Input records

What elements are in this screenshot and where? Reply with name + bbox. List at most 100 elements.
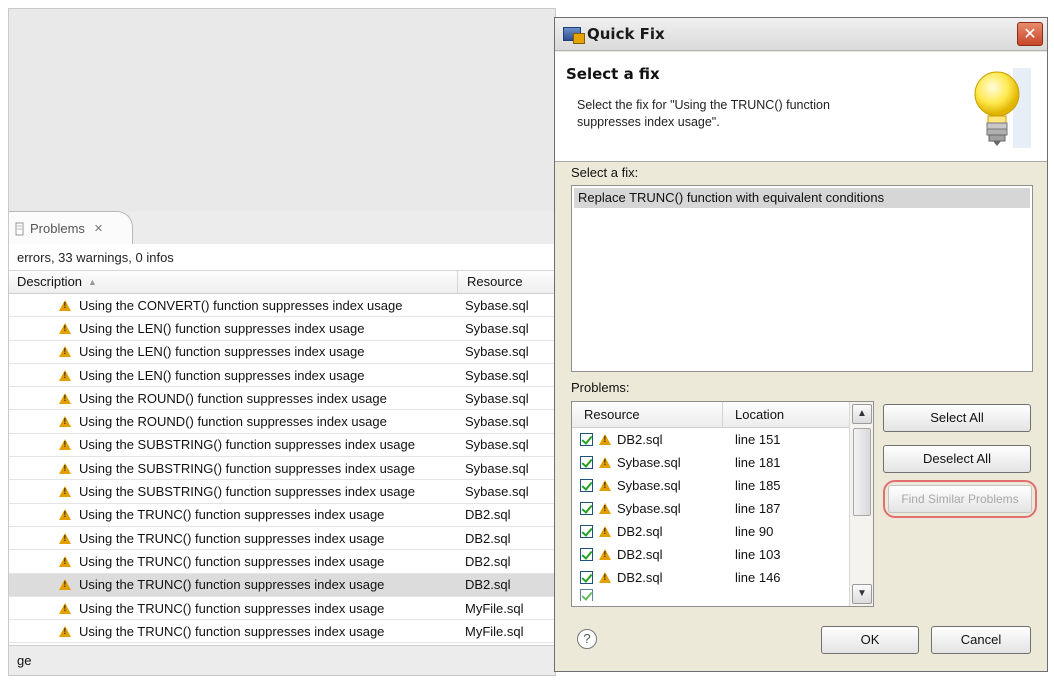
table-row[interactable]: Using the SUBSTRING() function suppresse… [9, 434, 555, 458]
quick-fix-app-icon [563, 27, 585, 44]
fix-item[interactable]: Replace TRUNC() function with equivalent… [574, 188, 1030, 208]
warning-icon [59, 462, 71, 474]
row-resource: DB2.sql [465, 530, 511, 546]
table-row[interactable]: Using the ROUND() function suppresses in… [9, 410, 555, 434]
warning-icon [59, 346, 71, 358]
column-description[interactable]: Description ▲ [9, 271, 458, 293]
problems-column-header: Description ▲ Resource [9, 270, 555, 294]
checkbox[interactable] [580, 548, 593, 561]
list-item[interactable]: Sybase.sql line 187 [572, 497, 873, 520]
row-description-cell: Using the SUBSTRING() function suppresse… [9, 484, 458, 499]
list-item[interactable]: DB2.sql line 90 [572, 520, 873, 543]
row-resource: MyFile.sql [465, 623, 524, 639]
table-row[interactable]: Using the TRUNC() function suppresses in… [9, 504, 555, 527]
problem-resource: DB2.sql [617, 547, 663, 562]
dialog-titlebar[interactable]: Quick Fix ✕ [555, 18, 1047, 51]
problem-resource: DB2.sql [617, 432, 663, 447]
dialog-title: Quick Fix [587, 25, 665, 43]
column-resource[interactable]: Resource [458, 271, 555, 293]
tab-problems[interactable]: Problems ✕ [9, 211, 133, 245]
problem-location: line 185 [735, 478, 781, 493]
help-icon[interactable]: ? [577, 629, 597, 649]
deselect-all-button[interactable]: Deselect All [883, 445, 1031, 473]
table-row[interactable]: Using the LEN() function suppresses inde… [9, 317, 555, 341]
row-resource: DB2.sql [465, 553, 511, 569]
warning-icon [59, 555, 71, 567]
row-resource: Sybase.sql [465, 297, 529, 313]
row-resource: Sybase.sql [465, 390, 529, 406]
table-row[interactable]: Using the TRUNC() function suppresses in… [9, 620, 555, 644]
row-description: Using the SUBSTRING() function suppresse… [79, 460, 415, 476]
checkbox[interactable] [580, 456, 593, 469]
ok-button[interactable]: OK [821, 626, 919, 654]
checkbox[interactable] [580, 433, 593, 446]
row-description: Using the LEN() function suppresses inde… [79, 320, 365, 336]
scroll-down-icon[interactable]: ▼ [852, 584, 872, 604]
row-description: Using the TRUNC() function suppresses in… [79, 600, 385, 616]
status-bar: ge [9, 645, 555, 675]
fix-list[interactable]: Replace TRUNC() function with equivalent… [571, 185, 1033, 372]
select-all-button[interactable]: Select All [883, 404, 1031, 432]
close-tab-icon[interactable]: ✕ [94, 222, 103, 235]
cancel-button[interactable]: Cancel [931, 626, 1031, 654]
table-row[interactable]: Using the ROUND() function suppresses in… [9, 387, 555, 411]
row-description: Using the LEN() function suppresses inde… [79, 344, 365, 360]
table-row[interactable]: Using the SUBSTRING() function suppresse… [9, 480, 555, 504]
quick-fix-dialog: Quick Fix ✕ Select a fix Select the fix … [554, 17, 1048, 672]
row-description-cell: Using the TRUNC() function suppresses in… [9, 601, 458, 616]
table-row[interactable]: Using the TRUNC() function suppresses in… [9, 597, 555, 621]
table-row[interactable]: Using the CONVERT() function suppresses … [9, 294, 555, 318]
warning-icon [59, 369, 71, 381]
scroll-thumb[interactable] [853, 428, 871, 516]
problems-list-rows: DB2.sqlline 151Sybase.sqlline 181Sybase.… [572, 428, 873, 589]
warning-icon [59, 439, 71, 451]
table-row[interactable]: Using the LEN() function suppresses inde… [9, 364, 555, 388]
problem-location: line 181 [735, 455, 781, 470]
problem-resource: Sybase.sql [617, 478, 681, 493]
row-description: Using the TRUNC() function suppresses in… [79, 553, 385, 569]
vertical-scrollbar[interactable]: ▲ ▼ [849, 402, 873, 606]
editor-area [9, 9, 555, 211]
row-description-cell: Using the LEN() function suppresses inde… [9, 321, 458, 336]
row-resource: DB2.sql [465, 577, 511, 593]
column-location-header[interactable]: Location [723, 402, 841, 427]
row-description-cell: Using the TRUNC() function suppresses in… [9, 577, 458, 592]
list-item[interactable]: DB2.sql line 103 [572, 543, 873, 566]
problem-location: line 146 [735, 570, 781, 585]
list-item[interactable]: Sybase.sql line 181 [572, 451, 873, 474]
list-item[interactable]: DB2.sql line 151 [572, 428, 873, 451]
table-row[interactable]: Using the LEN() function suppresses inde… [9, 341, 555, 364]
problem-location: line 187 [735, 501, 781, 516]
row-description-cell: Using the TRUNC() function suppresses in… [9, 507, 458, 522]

Goal
Enter every line of the data above into a Markdown table with the columns No. and Line, numbering the rows in order and omitting blank lines. Leave the pictures out of the table.

Exercise result
| No. | Line |
|---|---|
| 1 | What elements are in this screenshot and where? Reply with name + bbox. List at most 100 elements. |
| 2 | table-row[interactable]: Using the SUBSTRING() function suppresse… [9, 434, 555, 458] |
| 3 | quick-fix-app-icon [563, 27, 585, 44] |
| 4 | fix-item[interactable]: Replace TRUNC() function with equivalent… [574, 188, 1030, 208] |
| 5 | warning-icon [59, 462, 71, 474] |
| 6 | row-resource: DB2.sql [465, 530, 511, 546] |
| 7 | table-row[interactable]: Using the ROUND() function suppresses in… [9, 410, 555, 434] |
| 8 | warning-icon [59, 346, 71, 358] |
| 9 | column-description[interactable]: Description ▲ [9, 271, 458, 293] |
| 10 | problems-column-header: Description ▲ Resource [9, 270, 555, 294] |
| 11 | checkbox[interactable] [580, 548, 593, 561] |
| 12 | list-item[interactable]: Sybase.sql line 187 [572, 497, 873, 520] |
| 13 | row-description-cell: Using the SUBSTRING() function suppresse… [9, 484, 458, 499] |
| 14 | list-item[interactable]: DB2.sql line 90 [572, 520, 873, 543] |
| 15 | row-resource: MyFile.sql [465, 623, 524, 639] |
| 16 | table-row[interactable]: Using the TRUNC() function suppresses in… [9, 504, 555, 527] |
| 17 | problem-resource: DB2.sql [617, 547, 663, 562] |
| 18 | dialog-titlebar[interactable]: Quick Fix ✕ [555, 18, 1047, 51] |
| 19 | problem-resource: DB2.sql [617, 432, 663, 447] |
| 20 | dialog-title: Quick Fix [587, 25, 665, 43] |
| 21 | column-resource[interactable]: Resource [458, 271, 555, 293] |
| 22 | tab-problems[interactable]: Problems ✕ [9, 211, 133, 245] |
| 23 | problem-location: line 185 [735, 478, 781, 493] |
| 24 | help-icon[interactable]: ? [577, 629, 597, 649] |
| 25 | deselect-all-button[interactable]: Deselect All [883, 445, 1031, 473] |
| 26 | table-row[interactable]: Using the LEN() function suppresses inde… [9, 317, 555, 341] |
| 27 | row-resource: DB2.sql [465, 553, 511, 569] |
| 28 | warning-icon [59, 555, 71, 567] |
| 29 | row-resource: Sybase.sql [465, 297, 529, 313] |
| 30 | row-resource: Sybase.sql [465, 390, 529, 406] |
| 31 | table-row[interactable]: Using the TRUNC() function suppresses in… [9, 620, 555, 644] |
| 32 | row-description: Using the SUBSTRING() function suppresse… [79, 460, 415, 476] |
| 33 | checkbox[interactable] [580, 456, 593, 469] |
| 34 | ok-button[interactable]: OK [821, 626, 919, 654] |
| 35 | checkbox[interactable] [580, 433, 593, 446] |
| 36 | row-description: Using the LEN() function suppresses inde… [79, 320, 365, 336] |
| 37 | scroll-down-icon[interactable]: ▼ [852, 584, 872, 604] |
| 38 | row-description: Using the TRUNC() function suppresses in… [79, 600, 385, 616] |
| 39 | status-bar: ge [9, 645, 555, 675] |
| 40 | fix-list[interactable]: Replace TRUNC() function with equivalent… [571, 185, 1033, 372] |
| 41 | select-all-button[interactable]: Select All [883, 404, 1031, 432] |
| 42 | close-tab-icon[interactable]: ✕ [94, 222, 103, 235] |
| 43 | cancel-button[interactable]: Cancel [931, 626, 1031, 654] |
| 44 | table-row[interactable]: Using the ROUND() function suppresses in… [9, 387, 555, 411] |
| 45 | row-description: Using the LEN() function suppresses inde… [79, 344, 365, 360] |
| 46 | table-row[interactable]: Using the SUBSTRING() function suppresse… [9, 480, 555, 504] |
| 47 | quick-fix-dialog: Quick Fix ✕ Select a fix Select the fix … [554, 17, 1048, 672] |
| 48 | row-description-cell: Using the TRUNC() function suppresses in… [9, 601, 458, 616] |
| 49 | table-row[interactable]: Using the TRUNC() function suppresses in… [9, 597, 555, 621] |
| 50 | table-row[interactable]: Using the CONVERT() function suppresses … [9, 294, 555, 318] |
| 51 | warning-icon [59, 369, 71, 381] |
| 52 | scroll-thumb[interactable] [853, 428, 871, 516] |
| 53 | problems-list-rows: DB2.sqlline 151Sybase.sqlline 181Sybase.… [572, 428, 873, 589] |
| 54 | warning-icon [59, 439, 71, 451] |
| 55 | table-row[interactable]: Using the LEN() function suppresses inde… [9, 364, 555, 388] |
| 56 | problem-location: line 181 [735, 455, 781, 470] |
| 57 | problem-resource: Sybase.sql [617, 478, 681, 493] |
| 58 | row-description: Using the TRUNC() function suppresses in… [79, 553, 385, 569] |
| 59 | vertical-scrollbar[interactable]: ▲ ▼ [849, 402, 873, 606] |
| 60 | editor-area [9, 9, 555, 211] |
| 61 | row-description-cell: Using the LEN() function suppresses inde… [9, 321, 458, 336] |
| 62 | row-resource: DB2.sql [465, 577, 511, 593] |
| 63 | column-location-header[interactable]: Location [723, 402, 841, 427] |
| 64 | row-description-cell: Using the TRUNC() function suppresses in… [9, 577, 458, 592] |
| 65 | list-item[interactable]: DB2.sql line 103 [572, 543, 873, 566] |
| 66 | problem-location: line 146 [735, 570, 781, 585] |
| 67 | list-item[interactable]: Sybase.sql line 181 [572, 451, 873, 474] |
| 68 | list-item[interactable]: DB2.sql line 151 [572, 428, 873, 451] |
| 69 | table-row[interactable]: Using the LEN() function suppresses inde… [9, 341, 555, 364] |
| 70 | problem-location: line 187 [735, 501, 781, 516] |
| 71 | row-description-cell: Using the TRUNC() function suppresses in… [9, 507, 458, 522] |